= Exercise aim =
Every line with the word "建筑防火封堵的设计" in it should be extracted from the data that follows.

[Data entries]
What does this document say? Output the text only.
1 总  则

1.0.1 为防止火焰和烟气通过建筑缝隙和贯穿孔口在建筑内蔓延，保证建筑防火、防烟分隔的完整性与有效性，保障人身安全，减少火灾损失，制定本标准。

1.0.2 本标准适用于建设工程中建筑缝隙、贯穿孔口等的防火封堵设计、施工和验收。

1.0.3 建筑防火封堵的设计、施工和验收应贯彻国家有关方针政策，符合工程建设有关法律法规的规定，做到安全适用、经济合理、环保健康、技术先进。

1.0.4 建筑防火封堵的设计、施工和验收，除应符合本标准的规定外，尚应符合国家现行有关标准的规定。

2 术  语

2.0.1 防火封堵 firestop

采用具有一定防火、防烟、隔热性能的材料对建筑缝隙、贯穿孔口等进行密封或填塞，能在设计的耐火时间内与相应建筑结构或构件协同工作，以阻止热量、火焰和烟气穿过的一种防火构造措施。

= Output for this exercise =
1.0.3 建筑防火封堵的设计、施工和验收应贯彻国家有关方针政策，符合工程建设有关法律法规的规定，做到安全适用、经济合理、环保健康、技术先进。
1.0.4 建筑防火封堵的设计、施工和验收，除应符合本标准的规定外，尚应符合国家现行有关标准的规定。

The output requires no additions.